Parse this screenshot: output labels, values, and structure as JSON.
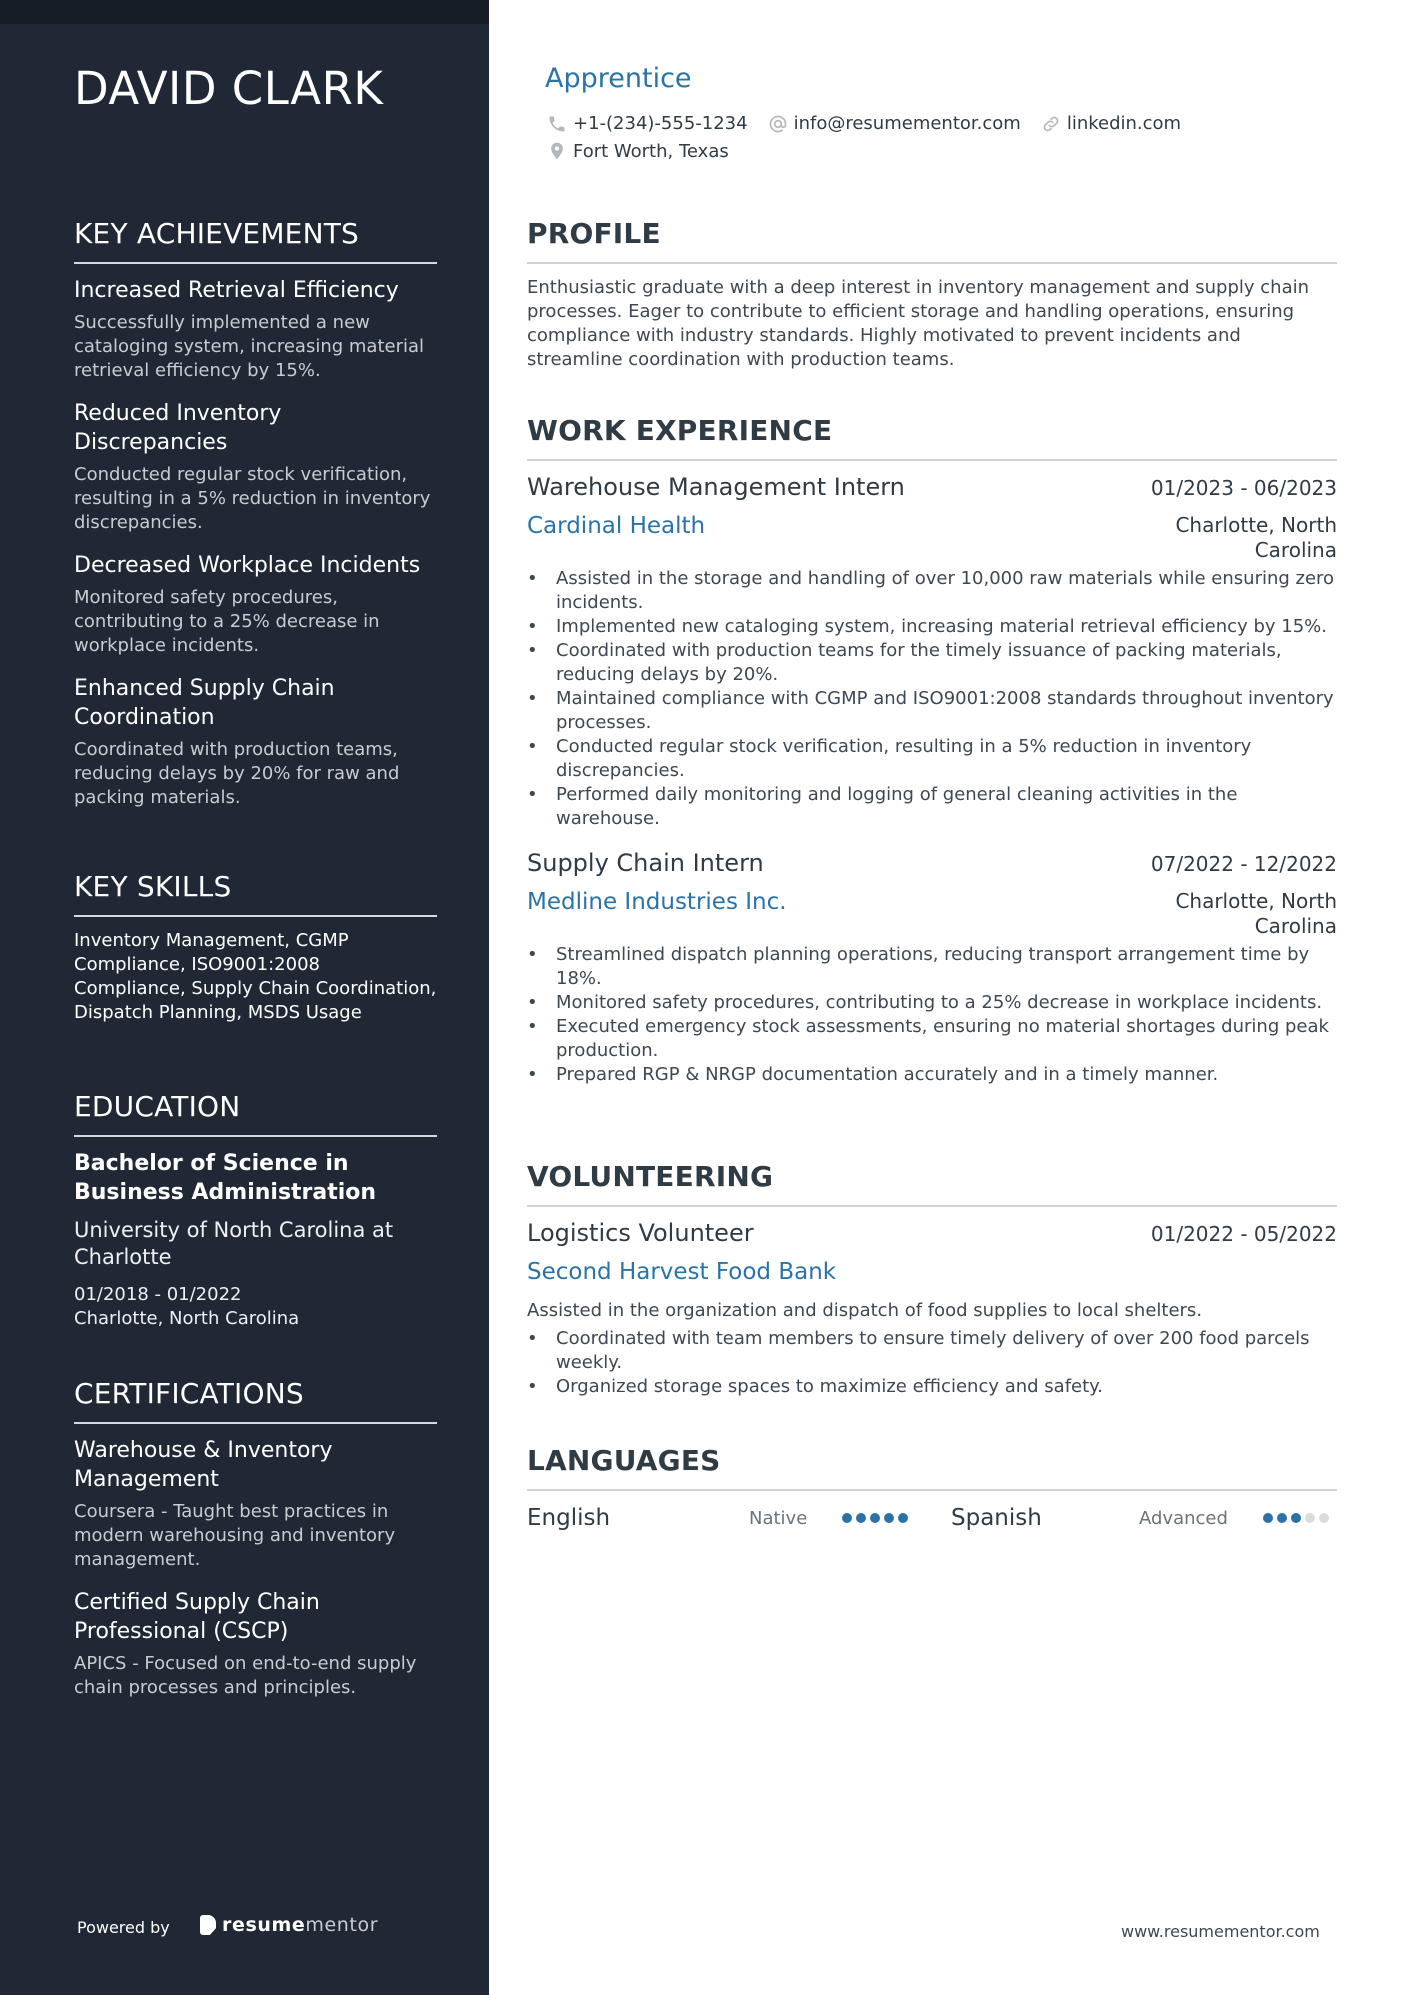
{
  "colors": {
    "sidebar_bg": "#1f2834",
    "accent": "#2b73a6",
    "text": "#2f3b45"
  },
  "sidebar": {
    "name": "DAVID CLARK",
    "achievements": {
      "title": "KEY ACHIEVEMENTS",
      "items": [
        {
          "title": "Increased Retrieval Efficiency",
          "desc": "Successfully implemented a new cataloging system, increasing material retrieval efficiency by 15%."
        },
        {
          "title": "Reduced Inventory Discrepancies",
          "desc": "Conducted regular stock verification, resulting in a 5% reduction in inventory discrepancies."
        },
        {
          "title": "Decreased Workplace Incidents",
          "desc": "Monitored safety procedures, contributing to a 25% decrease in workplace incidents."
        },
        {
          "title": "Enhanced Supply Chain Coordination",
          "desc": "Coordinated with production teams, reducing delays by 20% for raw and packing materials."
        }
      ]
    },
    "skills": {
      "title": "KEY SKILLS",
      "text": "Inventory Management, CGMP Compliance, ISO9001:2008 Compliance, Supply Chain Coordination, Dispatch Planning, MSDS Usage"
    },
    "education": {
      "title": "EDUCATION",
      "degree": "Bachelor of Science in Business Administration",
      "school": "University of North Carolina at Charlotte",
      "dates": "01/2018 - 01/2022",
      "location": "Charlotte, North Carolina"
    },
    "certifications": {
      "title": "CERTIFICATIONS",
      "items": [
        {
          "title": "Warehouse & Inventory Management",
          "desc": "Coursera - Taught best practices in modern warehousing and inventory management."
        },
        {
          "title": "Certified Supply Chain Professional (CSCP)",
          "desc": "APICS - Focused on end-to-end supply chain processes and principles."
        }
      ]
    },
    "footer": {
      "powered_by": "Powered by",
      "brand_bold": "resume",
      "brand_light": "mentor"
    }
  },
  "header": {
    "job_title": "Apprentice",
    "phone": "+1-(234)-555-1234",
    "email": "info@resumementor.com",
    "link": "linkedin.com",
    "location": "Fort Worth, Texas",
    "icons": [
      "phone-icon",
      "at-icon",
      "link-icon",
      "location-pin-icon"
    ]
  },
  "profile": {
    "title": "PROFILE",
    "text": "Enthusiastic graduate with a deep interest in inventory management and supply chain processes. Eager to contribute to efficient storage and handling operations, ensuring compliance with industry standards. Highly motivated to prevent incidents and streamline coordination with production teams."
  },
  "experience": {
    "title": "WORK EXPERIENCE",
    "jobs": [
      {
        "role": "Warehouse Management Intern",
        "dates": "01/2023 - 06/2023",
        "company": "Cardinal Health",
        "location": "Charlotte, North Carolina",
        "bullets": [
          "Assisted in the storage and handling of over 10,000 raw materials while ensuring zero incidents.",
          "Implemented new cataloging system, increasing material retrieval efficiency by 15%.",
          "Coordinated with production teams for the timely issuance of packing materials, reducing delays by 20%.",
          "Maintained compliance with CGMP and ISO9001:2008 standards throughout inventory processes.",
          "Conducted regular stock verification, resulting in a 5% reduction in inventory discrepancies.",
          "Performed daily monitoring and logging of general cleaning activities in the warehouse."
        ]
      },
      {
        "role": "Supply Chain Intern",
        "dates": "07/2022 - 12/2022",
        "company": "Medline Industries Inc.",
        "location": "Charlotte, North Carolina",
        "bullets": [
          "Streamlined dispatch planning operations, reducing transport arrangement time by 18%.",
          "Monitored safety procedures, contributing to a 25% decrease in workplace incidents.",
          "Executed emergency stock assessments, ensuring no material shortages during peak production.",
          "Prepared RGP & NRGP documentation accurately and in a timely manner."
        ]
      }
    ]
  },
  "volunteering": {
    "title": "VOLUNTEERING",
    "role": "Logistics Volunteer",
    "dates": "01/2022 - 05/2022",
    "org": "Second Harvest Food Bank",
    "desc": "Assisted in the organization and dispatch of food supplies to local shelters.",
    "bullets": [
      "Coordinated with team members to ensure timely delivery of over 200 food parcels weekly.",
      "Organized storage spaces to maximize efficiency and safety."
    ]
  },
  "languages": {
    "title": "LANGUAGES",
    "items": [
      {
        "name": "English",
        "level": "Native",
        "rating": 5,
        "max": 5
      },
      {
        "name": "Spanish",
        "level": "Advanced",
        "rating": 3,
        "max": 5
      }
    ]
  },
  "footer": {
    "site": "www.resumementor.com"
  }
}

------

Copy each line of the records precisely and drop any images they hold.

Parse this screenshot: output labels, values, and structure as JSON.
{
  "colors": {
    "sidebar_bg": "#1f2834",
    "accent": "#2b73a6",
    "text": "#2f3b45"
  },
  "sidebar": {
    "name": "DAVID CLARK",
    "achievements": {
      "title": "KEY ACHIEVEMENTS",
      "items": [
        {
          "title": "Increased Retrieval Efficiency",
          "desc": "Successfully implemented a new cataloging system, increasing material retrieval efficiency by 15%."
        },
        {
          "title": "Reduced Inventory Discrepancies",
          "desc": "Conducted regular stock verification, resulting in a 5% reduction in inventory discrepancies."
        },
        {
          "title": "Decreased Workplace Incidents",
          "desc": "Monitored safety procedures, contributing to a 25% decrease in workplace incidents."
        },
        {
          "title": "Enhanced Supply Chain Coordination",
          "desc": "Coordinated with production teams, reducing delays by 20% for raw and packing materials."
        }
      ]
    },
    "skills": {
      "title": "KEY SKILLS",
      "text": "Inventory Management, CGMP Compliance, ISO9001:2008 Compliance, Supply Chain Coordination, Dispatch Planning, MSDS Usage"
    },
    "education": {
      "title": "EDUCATION",
      "degree": "Bachelor of Science in Business Administration",
      "school": "University of North Carolina at Charlotte",
      "dates": "01/2018 - 01/2022",
      "location": "Charlotte, North Carolina"
    },
    "certifications": {
      "title": "CERTIFICATIONS",
      "items": [
        {
          "title": "Warehouse & Inventory Management",
          "desc": "Coursera - Taught best practices in modern warehousing and inventory management."
        },
        {
          "title": "Certified Supply Chain Professional (CSCP)",
          "desc": "APICS - Focused on end-to-end supply chain processes and principles."
        }
      ]
    },
    "footer": {
      "powered_by": "Powered by",
      "brand_bold": "resume",
      "brand_light": "mentor"
    }
  },
  "header": {
    "job_title": "Apprentice",
    "phone": "+1-(234)-555-1234",
    "email": "info@resumementor.com",
    "link": "linkedin.com",
    "location": "Fort Worth, Texas",
    "icons": [
      "phone-icon",
      "at-icon",
      "link-icon",
      "location-pin-icon"
    ]
  },
  "profile": {
    "title": "PROFILE",
    "text": "Enthusiastic graduate with a deep interest in inventory management and supply chain processes. Eager to contribute to efficient storage and handling operations, ensuring compliance with industry standards. Highly motivated to prevent incidents and streamline coordination with production teams."
  },
  "experience": {
    "title": "WORK EXPERIENCE",
    "jobs": [
      {
        "role": "Warehouse Management Intern",
        "dates": "01/2023 - 06/2023",
        "company": "Cardinal Health",
        "location": "Charlotte, North Carolina",
        "bullets": [
          "Assisted in the storage and handling of over 10,000 raw materials while ensuring zero incidents.",
          "Implemented new cataloging system, increasing material retrieval efficiency by 15%.",
          "Coordinated with production teams for the timely issuance of packing materials, reducing delays by 20%.",
          "Maintained compliance with CGMP and ISO9001:2008 standards throughout inventory processes.",
          "Conducted regular stock verification, resulting in a 5% reduction in inventory discrepancies.",
          "Performed daily monitoring and logging of general cleaning activities in the warehouse."
        ]
      },
      {
        "role": "Supply Chain Intern",
        "dates": "07/2022 - 12/2022",
        "company": "Medline Industries Inc.",
        "location": "Charlotte, North Carolina",
        "bullets": [
          "Streamlined dispatch planning operations, reducing transport arrangement time by 18%.",
          "Monitored safety procedures, contributing to a 25% decrease in workplace incidents.",
          "Executed emergency stock assessments, ensuring no material shortages during peak production.",
          "Prepared RGP & NRGP documentation accurately and in a timely manner."
        ]
      }
    ]
  },
  "volunteering": {
    "title": "VOLUNTEERING",
    "role": "Logistics Volunteer",
    "dates": "01/2022 - 05/2022",
    "org": "Second Harvest Food Bank",
    "desc": "Assisted in the organization and dispatch of food supplies to local shelters.",
    "bullets": [
      "Coordinated with team members to ensure timely delivery of over 200 food parcels weekly.",
      "Organized storage spaces to maximize efficiency and safety."
    ]
  },
  "languages": {
    "title": "LANGUAGES",
    "items": [
      {
        "name": "English",
        "level": "Native",
        "rating": 5,
        "max": 5
      },
      {
        "name": "Spanish",
        "level": "Advanced",
        "rating": 3,
        "max": 5
      }
    ]
  },
  "footer": {
    "site": "www.resumementor.com"
  }
}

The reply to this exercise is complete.